— Work to do —
Your copy of the material must match it exactly, except that pictures are dropped.

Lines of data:
+ + + +

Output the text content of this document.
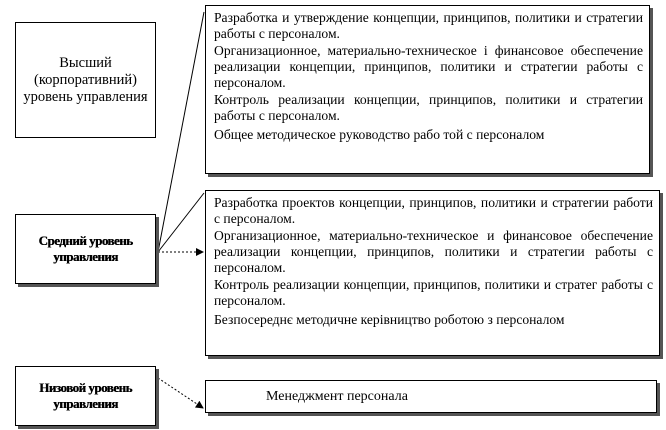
Высший (корпоративний) уровень управления
Средний уровень управления
Низовой уровень управления

Разработка и утверждение концепции, принципов, политики и стратегии работы с персоналом.

Организационное, материально-техническое і финансовое обеспечение реализации концепции, принципов, политики и стратегии работы с персоналом.

Контроль реализации концепции, принципов, политики и стратегии работы с персоналом.

Общее методическое руководство рабо той с персоналом

Разработка проектов концепции, принципов, политики и стратегии работи с персоналом.

Организационное, материально-техническое и финансовое обеспечение реализации концепции, принципов, политики и стратегии работы с персоналом.

Контроль реализации концепции, принципов, политики и стратег работы с персоналом.

Безпосереднє методичне керівництво роботою з персоналом

Менеджмент персонала
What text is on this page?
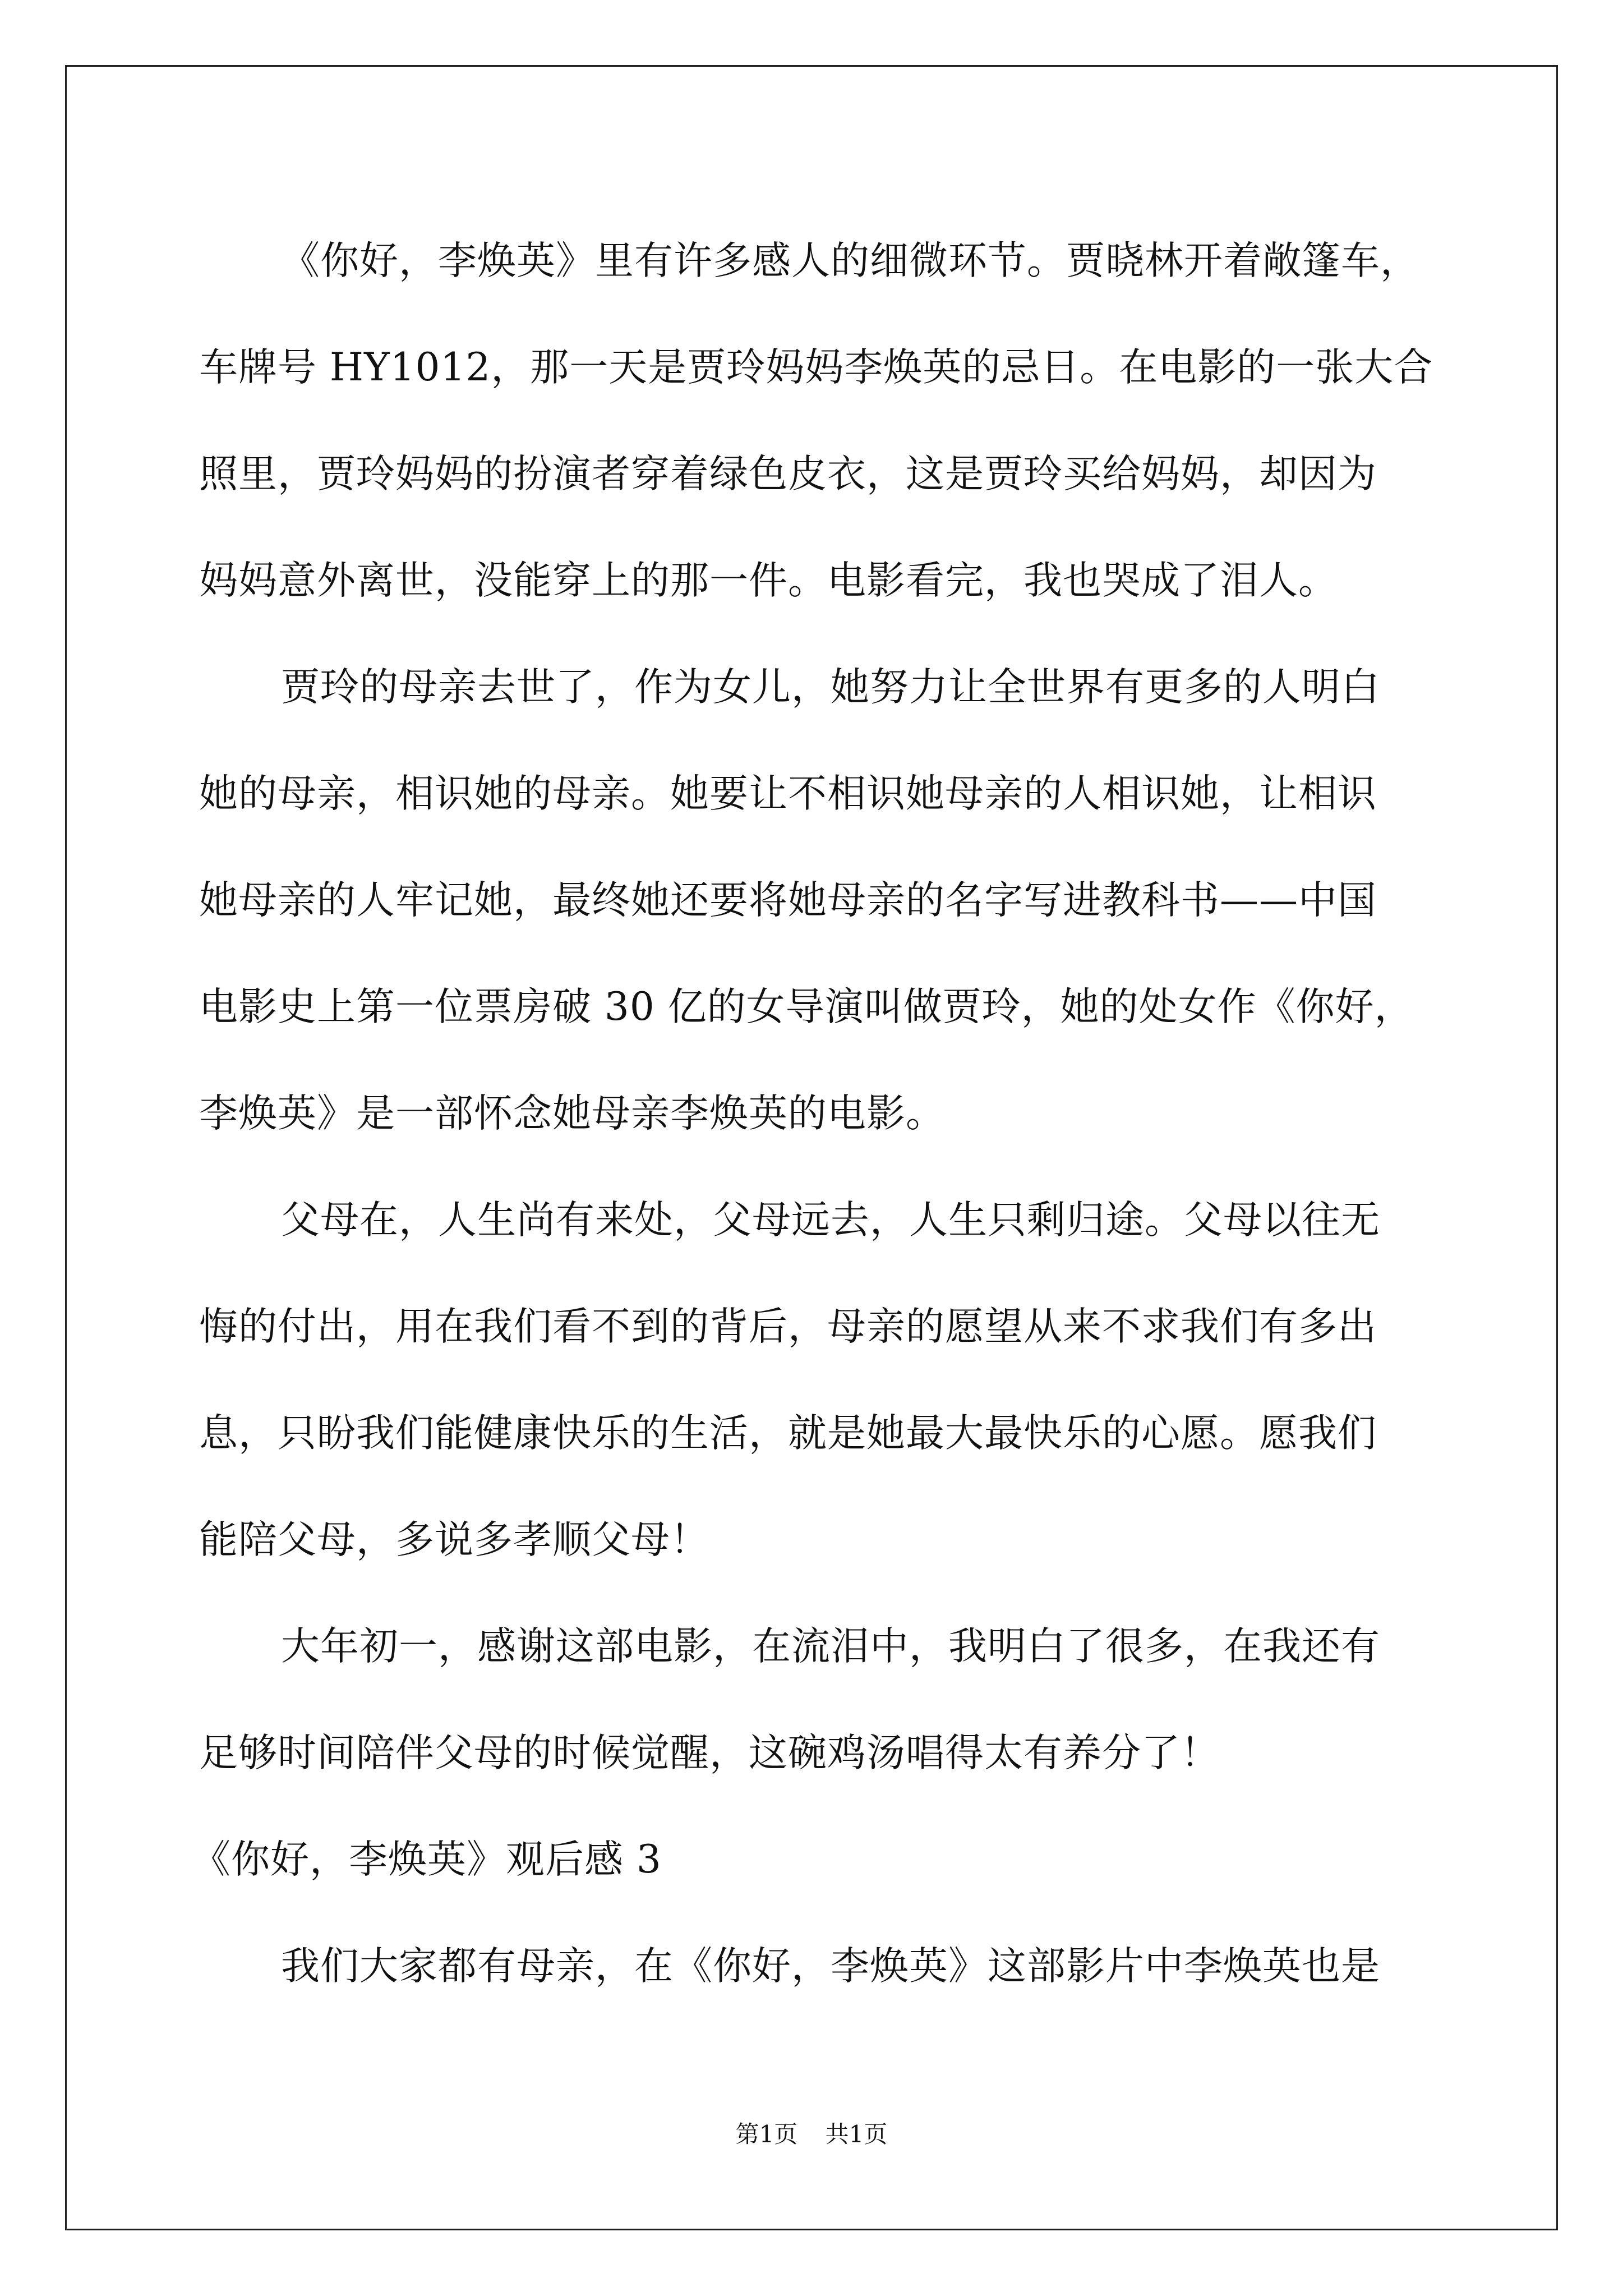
《你好，李焕英》里有许多感人的细微环节。贾晓林开着敞篷车，
车牌号 HY1012，那一天是贾玲妈妈李焕英的忌日。在电影的一张大合
照里，贾玲妈妈的扮演者穿着绿色皮衣，这是贾玲买给妈妈，却因为
妈妈意外离世，没能穿上的那一件。电影看完，我也哭成了泪人。
贾玲的母亲去世了，作为女儿，她努力让全世界有更多的人明白
她的母亲，相识她的母亲。她要让不相识她母亲的人相识她，让相识
她母亲的人牢记她，最终她还要将她母亲的名字写进教科书——中国
电影史上第一位票房破 30 亿的女导演叫做贾玲，她的处女作《你好，
李焕英》是一部怀念她母亲李焕英的电影。
父母在，人生尚有来处，父母远去，人生只剩归途。父母以往无
悔的付出，用在我们看不到的背后，母亲的愿望从来不求我们有多出
息，只盼我们能健康快乐的生活，就是她最大最快乐的心愿。愿我们
能陪父母，多说多孝顺父母！
大年初一，感谢这部电影，在流泪中，我明白了很多，在我还有
足够时间陪伴父母的时候觉醒，这碗鸡汤唱得太有养分了！
《你好，李焕英》观后感 3
我们大家都有母亲，在《你好，李焕英》这部影片中李焕英也是
第1页 共1页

+ + + +

— Exercise output —
Output the text content of this document.
Высший (корпоративний) уровень управления
Средний уровень управления
Низовой уровень управления

Разработка и утверждение концепции, принципов, политики и стратегии работы с персоналом.

Организационное, материально-техническое і финансовое обеспечение реализации концепции, принципов, политики и стратегии работы с персоналом.

Контроль реализации концепции, принципов, политики и стратегии работы с персоналом.

Общее методическое руководство рабо той с персоналом

Разработка проектов концепции, принципов, политики и стратегии работи с персоналом.

Организационное, материально-техническое и финансовое обеспечение реализации концепции, принципов, политики и стратегии работы с персоналом.

Контроль реализации концепции, принципов, политики и стратег работы с персоналом.

Безпосереднє методичне керівництво роботою з персоналом

Менеджмент персонала
What text is on this page?
《你好，李焕英》里有许多感人的细微环节。贾晓林开着敞篷车，
车牌号 HY1012，那一天是贾玲妈妈李焕英的忌日。在电影的一张大合
照里，贾玲妈妈的扮演者穿着绿色皮衣，这是贾玲买给妈妈，却因为
妈妈意外离世，没能穿上的那一件。电影看完，我也哭成了泪人。
贾玲的母亲去世了，作为女儿，她努力让全世界有更多的人明白
她的母亲，相识她的母亲。她要让不相识她母亲的人相识她，让相识
她母亲的人牢记她，最终她还要将她母亲的名字写进教科书——中国
电影史上第一位票房破 30 亿的女导演叫做贾玲，她的处女作《你好，
李焕英》是一部怀念她母亲李焕英的电影。
父母在，人生尚有来处，父母远去，人生只剩归途。父母以往无
悔的付出，用在我们看不到的背后，母亲的愿望从来不求我们有多出
息，只盼我们能健康快乐的生活，就是她最大最快乐的心愿。愿我们
能陪父母，多说多孝顺父母！
大年初一，感谢这部电影，在流泪中，我明白了很多，在我还有
足够时间陪伴父母的时候觉醒，这碗鸡汤唱得太有养分了！
《你好，李焕英》观后感 3
我们大家都有母亲，在《你好，李焕英》这部影片中李焕英也是
第1页 共1页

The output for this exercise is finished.